# [Exercise details]
Set down the full listing exactly, character for character.

[Extracts from a graphics dataset]
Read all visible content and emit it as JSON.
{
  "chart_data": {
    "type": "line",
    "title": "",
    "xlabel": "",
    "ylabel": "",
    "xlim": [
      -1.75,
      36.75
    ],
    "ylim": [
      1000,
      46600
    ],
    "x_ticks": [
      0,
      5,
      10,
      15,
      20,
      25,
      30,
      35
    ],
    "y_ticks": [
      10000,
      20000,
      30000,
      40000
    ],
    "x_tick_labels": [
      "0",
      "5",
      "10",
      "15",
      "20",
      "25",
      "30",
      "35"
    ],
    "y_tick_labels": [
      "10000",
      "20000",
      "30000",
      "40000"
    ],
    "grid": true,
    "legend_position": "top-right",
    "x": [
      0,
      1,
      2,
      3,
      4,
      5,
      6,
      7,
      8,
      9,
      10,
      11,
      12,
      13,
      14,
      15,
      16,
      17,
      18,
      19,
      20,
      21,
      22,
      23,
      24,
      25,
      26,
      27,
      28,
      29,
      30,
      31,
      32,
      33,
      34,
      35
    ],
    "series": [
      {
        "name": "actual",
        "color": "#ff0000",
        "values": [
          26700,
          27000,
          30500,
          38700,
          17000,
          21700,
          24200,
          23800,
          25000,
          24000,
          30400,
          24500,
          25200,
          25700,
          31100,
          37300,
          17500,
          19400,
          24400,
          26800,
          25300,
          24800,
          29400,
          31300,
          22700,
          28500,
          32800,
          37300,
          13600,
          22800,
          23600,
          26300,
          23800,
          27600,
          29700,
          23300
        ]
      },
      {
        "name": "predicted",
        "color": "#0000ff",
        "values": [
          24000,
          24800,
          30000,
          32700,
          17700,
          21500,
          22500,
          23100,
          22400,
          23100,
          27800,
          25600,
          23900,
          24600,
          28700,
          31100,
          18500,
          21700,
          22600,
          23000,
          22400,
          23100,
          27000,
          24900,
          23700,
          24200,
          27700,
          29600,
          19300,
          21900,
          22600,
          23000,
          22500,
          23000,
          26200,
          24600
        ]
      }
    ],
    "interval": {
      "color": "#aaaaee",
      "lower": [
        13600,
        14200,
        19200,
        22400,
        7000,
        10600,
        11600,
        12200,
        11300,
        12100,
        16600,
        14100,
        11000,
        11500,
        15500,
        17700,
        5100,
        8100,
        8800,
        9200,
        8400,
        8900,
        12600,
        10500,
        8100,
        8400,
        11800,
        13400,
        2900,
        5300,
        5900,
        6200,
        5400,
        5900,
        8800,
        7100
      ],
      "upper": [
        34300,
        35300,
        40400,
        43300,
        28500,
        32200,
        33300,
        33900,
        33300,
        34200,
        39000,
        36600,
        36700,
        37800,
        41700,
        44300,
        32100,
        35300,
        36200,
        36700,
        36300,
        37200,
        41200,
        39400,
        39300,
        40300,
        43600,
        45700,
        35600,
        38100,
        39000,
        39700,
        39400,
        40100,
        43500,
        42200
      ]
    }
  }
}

# [Solution]
Read all visible content and emit it as JSON.
{
  "chart_data": {
    "type": "line",
    "title": "",
    "xlabel": "",
    "ylabel": "",
    "xlim": [
      -1.75,
      36.75
    ],
    "ylim": [
      1000,
      46600
    ],
    "x_ticks": [
      0,
      5,
      10,
      15,
      20,
      25,
      30,
      35
    ],
    "y_ticks": [
      10000,
      20000,
      30000,
      40000
    ],
    "x_tick_labels": [
      "0",
      "5",
      "10",
      "15",
      "20",
      "25",
      "30",
      "35"
    ],
    "y_tick_labels": [
      "10000",
      "20000",
      "30000",
      "40000"
    ],
    "grid": true,
    "legend_position": "top-right",
    "x": [
      0,
      1,
      2,
      3,
      4,
      5,
      6,
      7,
      8,
      9,
      10,
      11,
      12,
      13,
      14,
      15,
      16,
      17,
      18,
      19,
      20,
      21,
      22,
      23,
      24,
      25,
      26,
      27,
      28,
      29,
      30,
      31,
      32,
      33,
      34,
      35
    ],
    "series": [
      {
        "name": "actual",
        "color": "#ff0000",
        "values": [
          26700,
          27000,
          30500,
          38700,
          17000,
          21700,
          24200,
          23800,
          25000,
          24000,
          30400,
          24500,
          25200,
          25700,
          31100,
          37300,
          17500,
          19400,
          24400,
          26800,
          25300,
          24800,
          29400,
          31300,
          22700,
          28500,
          32800,
          37300,
          13600,
          22800,
          23600,
          26300,
          23800,
          27600,
          29700,
          23300
        ]
      },
      {
        "name": "predicted",
        "color": "#0000ff",
        "values": [
          24000,
          24800,
          30000,
          32700,
          17700,
          21500,
          22500,
          23100,
          22400,
          23100,
          27800,
          25600,
          23900,
          24600,
          28700,
          31100,
          18500,
          21700,
          22600,
          23000,
          22400,
          23100,
          27000,
          24900,
          23700,
          24200,
          27700,
          29600,
          19300,
          21900,
          22600,
          23000,
          22500,
          23000,
          26200,
          24600
        ]
      }
    ],
    "interval": {
      "color": "#aaaaee",
      "lower": [
        13600,
        14200,
        19200,
        22400,
        7000,
        10600,
        11600,
        12200,
        11300,
        12100,
        16600,
        14100,
        11000,
        11500,
        15500,
        17700,
        5100,
        8100,
        8800,
        9200,
        8400,
        8900,
        12600,
        10500,
        8100,
        8400,
        11800,
        13400,
        2900,
        5300,
        5900,
        6200,
        5400,
        5900,
        8800,
        7100
      ],
      "upper": [
        34300,
        35300,
        40400,
        43300,
        28500,
        32200,
        33300,
        33900,
        33300,
        34200,
        39000,
        36600,
        36700,
        37800,
        41700,
        44300,
        32100,
        35300,
        36200,
        36700,
        36300,
        37200,
        41200,
        39400,
        39300,
        40300,
        43600,
        45700,
        35600,
        38100,
        39000,
        39700,
        39400,
        40100,
        43500,
        42200
      ]
    }
  }
}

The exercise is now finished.